* **FRAGMENT**
☆ ☆ ☆ ☆

Waarom ruik je jezelf niet meer maar anderen wel?

Waarom ruik je jezelf niet meer maar anderen wel?

Waarom je eigen geur ‘verdwijnt’

Heb je weleens meegemaakt dat iemand zegt dat je parfum sterk ruikt, terwijl jij zelf bijna niets meer ruikt? Of dat je bang bent naar zweet te ruiken, maar je het bij jezelf niet goed kunt beoordelen? Dat is geen verbeelding, maar heeft alles te maken met hoe je neus werkt.

Je hersenen zijn voortdurend bezig om prikkels te filteren. Geur is daar een goed voorbeeld van. Als je neus langere tijd dezelfde geur waarneemt, beschouwen je hersenen die geur als minder belangrijk. Het signaal wordt als het ware zachter gezet. Daardoor ruik je je eigen parfum, wasmiddel of lichaamsgeur na een tijdje nauwelijks meer.

Hoe geurgewenning precies werkt

Je neus went sneller dan je denkt

In je neus zitten receptoren die geurstoffen oppikken. Zodra je een nieuwe geur ruikt, sturen die receptoren een signaal naar je hersenen. Dat merk je direct: je ruikt bijvoorbeeld versgezette koffie of een bakje knoflooksaus in de koelkast.

Blijft die geur aanwezig, dan past je lichaam zich aan. De receptoren reageren minder sterk en je hersenen gaan het signaal minder serieus nemen. Die combinatie heet geuradaptatie of geurgewenning. Het gebeurt meestal binnen enkele minuten tot een half uur, afhankelijk van hoe sterk de geur is.

Waarom anderen jou wél ruiken

Voor iemand anders is jouw geur vaak nieuw. Hun neus heeft zich nog niet aangepast en pikt de geur dus veel scherper op. Daarom kan een collega jouw aftershave meteen ruiken wanneer je binnenkomt, terwijl jij denkt dat hij al is vervlogen.

☆ ☆ ☆ ☆

(Gegevens voor detectie van documentindeling)

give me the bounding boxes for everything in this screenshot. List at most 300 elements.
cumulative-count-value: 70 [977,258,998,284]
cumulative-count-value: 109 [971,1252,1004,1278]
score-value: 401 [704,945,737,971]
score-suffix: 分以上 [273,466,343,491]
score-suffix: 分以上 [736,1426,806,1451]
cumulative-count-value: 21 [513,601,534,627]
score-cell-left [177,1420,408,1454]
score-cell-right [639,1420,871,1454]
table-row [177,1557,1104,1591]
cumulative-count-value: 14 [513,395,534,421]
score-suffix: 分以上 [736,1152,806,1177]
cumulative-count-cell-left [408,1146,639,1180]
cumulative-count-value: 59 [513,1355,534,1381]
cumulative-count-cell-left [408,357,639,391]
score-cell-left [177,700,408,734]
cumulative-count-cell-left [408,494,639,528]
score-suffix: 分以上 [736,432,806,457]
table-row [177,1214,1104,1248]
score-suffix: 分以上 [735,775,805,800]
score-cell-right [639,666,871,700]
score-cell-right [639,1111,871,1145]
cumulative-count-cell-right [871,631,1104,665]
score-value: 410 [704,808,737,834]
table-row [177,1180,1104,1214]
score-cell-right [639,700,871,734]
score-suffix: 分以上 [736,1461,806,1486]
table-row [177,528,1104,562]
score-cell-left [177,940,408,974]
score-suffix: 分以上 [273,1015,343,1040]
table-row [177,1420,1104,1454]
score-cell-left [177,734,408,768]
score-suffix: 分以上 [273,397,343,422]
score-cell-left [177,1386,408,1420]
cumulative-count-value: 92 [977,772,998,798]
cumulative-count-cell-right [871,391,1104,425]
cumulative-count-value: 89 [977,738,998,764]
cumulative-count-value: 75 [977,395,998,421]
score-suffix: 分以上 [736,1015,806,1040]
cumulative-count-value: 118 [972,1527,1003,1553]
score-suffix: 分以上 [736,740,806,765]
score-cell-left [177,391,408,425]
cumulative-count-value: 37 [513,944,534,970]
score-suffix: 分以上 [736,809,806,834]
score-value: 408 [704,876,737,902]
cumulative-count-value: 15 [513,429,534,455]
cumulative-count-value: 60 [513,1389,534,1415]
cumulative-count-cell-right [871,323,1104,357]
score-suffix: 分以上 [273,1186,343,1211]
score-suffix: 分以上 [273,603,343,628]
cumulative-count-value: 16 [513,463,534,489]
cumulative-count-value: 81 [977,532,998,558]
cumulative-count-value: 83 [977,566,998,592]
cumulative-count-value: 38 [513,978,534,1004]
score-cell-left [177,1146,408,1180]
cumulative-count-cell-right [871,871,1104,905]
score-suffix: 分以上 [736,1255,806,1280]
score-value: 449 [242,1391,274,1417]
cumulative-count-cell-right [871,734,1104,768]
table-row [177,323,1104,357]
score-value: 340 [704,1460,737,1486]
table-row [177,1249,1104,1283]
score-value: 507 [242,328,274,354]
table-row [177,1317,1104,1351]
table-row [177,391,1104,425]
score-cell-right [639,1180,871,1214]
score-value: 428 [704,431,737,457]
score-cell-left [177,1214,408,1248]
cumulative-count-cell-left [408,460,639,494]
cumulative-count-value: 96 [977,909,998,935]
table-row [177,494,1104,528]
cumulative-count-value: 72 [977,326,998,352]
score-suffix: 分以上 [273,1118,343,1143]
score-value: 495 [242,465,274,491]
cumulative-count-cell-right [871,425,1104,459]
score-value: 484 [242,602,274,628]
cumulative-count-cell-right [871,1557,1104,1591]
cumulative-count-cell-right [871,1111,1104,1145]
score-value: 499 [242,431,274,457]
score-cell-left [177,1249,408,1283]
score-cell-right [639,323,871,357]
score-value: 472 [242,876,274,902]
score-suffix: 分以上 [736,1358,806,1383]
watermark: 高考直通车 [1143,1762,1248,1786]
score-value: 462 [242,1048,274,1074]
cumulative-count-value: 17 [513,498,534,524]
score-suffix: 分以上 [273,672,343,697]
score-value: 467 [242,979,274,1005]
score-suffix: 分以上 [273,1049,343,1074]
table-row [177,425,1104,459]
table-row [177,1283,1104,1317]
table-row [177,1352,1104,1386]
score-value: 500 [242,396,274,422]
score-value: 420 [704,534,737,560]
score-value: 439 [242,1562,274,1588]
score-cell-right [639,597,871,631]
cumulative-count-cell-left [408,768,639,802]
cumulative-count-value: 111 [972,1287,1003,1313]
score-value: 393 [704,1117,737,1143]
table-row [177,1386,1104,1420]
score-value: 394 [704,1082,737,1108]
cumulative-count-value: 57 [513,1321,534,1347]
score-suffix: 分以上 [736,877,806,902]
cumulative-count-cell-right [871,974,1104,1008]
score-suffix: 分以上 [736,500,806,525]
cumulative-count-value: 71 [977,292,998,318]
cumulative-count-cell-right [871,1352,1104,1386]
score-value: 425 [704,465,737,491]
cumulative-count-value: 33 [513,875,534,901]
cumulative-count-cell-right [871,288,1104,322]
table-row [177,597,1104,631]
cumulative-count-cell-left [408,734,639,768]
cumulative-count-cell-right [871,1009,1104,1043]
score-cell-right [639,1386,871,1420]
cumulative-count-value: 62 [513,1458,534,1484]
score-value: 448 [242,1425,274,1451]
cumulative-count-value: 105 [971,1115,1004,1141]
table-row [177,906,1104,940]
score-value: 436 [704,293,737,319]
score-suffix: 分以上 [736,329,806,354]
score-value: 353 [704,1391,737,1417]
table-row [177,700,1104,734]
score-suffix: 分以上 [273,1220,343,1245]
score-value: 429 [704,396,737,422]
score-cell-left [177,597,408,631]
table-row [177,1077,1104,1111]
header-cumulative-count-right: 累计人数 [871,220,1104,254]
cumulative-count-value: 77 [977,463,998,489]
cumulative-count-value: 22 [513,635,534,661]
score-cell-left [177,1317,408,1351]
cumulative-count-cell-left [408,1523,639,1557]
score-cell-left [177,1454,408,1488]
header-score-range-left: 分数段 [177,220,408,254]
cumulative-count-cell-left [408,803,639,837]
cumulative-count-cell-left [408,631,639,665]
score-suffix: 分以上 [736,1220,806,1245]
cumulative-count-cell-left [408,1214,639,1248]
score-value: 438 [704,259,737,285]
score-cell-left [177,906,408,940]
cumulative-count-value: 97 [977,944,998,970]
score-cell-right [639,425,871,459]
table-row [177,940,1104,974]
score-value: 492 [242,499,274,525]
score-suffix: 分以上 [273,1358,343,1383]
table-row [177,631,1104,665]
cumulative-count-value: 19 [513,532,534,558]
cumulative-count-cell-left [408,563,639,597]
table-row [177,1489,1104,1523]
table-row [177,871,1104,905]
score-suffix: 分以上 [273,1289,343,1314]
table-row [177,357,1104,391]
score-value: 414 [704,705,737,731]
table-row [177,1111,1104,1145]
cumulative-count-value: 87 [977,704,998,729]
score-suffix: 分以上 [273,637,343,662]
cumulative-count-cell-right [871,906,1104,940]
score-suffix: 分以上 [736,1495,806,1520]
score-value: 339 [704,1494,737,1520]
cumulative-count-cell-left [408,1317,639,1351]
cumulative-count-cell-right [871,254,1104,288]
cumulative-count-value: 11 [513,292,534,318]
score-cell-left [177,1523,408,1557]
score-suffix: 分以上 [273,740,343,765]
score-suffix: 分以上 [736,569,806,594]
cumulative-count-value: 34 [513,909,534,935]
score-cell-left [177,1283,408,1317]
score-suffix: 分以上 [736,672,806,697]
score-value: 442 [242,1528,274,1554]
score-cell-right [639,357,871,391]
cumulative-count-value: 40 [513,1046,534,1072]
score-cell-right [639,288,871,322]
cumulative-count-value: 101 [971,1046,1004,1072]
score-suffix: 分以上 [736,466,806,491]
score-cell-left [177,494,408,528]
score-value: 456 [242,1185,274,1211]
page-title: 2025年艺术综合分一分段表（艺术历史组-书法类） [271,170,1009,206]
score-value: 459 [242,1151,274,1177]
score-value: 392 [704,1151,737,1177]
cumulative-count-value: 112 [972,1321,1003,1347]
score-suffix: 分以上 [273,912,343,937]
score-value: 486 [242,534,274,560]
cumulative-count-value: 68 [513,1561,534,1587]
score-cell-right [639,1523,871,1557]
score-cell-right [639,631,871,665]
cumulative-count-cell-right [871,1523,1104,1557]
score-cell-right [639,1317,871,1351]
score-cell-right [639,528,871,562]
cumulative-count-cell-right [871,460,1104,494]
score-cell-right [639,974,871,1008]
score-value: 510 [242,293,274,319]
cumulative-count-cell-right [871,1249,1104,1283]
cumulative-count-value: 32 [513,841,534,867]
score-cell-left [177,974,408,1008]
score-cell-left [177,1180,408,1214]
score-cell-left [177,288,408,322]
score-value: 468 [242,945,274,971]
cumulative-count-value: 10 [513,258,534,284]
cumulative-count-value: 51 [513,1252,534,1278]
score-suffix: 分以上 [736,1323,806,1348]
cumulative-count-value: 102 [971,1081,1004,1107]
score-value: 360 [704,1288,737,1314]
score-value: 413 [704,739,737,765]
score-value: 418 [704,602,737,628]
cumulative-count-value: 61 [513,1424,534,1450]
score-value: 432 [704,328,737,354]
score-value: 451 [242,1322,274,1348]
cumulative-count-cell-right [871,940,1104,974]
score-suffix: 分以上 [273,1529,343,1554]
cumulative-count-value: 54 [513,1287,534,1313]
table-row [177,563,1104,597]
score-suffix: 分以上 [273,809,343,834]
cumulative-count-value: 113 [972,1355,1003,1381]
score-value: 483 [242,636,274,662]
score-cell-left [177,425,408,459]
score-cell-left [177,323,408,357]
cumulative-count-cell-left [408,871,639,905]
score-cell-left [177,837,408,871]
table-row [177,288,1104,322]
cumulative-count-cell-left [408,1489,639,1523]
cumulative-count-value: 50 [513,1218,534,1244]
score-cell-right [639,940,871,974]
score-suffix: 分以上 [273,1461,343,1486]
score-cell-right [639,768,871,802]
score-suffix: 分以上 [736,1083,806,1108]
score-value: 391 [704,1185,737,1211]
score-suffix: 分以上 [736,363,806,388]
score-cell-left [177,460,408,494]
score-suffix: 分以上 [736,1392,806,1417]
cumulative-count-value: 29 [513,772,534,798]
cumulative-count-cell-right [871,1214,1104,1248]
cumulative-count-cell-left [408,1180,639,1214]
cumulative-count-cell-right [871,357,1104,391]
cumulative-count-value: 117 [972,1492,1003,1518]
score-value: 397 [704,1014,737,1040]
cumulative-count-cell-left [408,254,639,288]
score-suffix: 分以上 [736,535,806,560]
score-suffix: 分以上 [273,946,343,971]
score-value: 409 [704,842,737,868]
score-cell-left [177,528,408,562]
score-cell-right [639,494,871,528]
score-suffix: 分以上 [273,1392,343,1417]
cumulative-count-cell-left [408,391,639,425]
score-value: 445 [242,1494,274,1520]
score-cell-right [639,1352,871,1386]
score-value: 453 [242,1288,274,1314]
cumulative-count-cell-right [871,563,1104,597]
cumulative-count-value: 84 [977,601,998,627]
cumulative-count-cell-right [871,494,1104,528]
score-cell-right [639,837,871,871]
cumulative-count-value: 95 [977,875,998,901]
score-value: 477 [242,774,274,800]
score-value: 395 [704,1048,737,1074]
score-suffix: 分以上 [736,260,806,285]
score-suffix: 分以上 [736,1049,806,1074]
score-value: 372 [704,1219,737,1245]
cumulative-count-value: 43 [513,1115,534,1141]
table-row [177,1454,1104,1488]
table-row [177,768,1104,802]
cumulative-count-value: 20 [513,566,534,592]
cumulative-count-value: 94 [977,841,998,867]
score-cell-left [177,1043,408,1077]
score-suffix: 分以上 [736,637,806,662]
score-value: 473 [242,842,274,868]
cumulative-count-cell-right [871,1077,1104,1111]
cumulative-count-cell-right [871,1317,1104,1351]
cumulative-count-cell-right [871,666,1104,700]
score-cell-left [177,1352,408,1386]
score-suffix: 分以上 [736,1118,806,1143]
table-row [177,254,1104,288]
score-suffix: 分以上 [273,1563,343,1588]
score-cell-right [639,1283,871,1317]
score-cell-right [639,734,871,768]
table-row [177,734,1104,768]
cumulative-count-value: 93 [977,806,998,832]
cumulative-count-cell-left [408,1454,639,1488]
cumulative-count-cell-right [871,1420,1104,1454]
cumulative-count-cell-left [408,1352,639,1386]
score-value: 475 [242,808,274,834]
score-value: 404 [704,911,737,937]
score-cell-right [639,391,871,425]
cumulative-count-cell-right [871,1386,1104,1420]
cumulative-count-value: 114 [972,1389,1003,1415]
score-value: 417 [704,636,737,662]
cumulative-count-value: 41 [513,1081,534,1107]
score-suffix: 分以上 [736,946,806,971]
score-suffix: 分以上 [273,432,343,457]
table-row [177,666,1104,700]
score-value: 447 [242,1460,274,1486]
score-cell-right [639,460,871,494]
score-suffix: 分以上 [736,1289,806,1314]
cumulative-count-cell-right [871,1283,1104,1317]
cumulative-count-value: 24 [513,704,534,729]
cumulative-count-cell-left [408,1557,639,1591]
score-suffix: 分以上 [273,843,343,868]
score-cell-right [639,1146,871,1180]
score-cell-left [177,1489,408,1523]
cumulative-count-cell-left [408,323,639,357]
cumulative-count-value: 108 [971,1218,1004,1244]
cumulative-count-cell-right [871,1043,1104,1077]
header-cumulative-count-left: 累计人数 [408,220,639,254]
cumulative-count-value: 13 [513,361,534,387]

☆ ☆ ☆ ☆

* **OPDRACHTDOEL**
Vervang in de tekst over geurgewenning "versgezette koffie" door "warm brood" en geef het stuk van "In je neus zitten" tot en met "in de koelkast." opnieuw.

* **UITGEWERKTE OPDRACHT**
In je neus zitten receptoren die geurstoffen oppikken. Zodra je een nieuwe geur ruikt, sturen die receptoren een signaal naar je hersenen. Dat merk je direct: je ruikt bijvoorbeeld warm brood of een bakje knoflooksaus in de koelkast.